● **INPUT MATERIAL**

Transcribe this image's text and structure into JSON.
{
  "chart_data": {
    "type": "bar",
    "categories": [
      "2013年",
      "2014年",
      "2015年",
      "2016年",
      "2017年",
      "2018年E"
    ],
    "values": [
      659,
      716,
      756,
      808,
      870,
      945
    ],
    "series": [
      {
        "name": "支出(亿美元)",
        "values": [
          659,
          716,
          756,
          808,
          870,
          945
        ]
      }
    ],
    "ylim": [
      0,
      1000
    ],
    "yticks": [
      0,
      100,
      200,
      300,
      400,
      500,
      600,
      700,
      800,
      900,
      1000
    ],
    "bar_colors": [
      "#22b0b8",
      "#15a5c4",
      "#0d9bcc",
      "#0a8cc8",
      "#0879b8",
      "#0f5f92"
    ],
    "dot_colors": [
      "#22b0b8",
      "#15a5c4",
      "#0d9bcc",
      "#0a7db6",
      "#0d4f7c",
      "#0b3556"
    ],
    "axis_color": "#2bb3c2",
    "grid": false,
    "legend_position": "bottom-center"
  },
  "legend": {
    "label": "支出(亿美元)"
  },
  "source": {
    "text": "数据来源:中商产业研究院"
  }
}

● **OBJECTIVE**
Write out the full set of records exactly as given.

● **RESPONSE TO THIS EXERCISE**
Transcribe this image's text and structure into JSON.
{
  "chart_data": {
    "type": "bar",
    "categories": [
      "2013年",
      "2014年",
      "2015年",
      "2016年",
      "2017年",
      "2018年E"
    ],
    "values": [
      659,
      716,
      756,
      808,
      870,
      945
    ],
    "series": [
      {
        "name": "支出(亿美元)",
        "values": [
          659,
          716,
          756,
          808,
          870,
          945
        ]
      }
    ],
    "ylim": [
      0,
      1000
    ],
    "yticks": [
      0,
      100,
      200,
      300,
      400,
      500,
      600,
      700,
      800,
      900,
      1000
    ],
    "bar_colors": [
      "#22b0b8",
      "#15a5c4",
      "#0d9bcc",
      "#0a8cc8",
      "#0879b8",
      "#0f5f92"
    ],
    "dot_colors": [
      "#22b0b8",
      "#15a5c4",
      "#0d9bcc",
      "#0a7db6",
      "#0d4f7c",
      "#0b3556"
    ],
    "axis_color": "#2bb3c2",
    "grid": false,
    "legend_position": "bottom-center"
  },
  "legend": {
    "label": "支出(亿美元)"
  },
  "source": {
    "text": "数据来源:中商产业研究院"
  }
}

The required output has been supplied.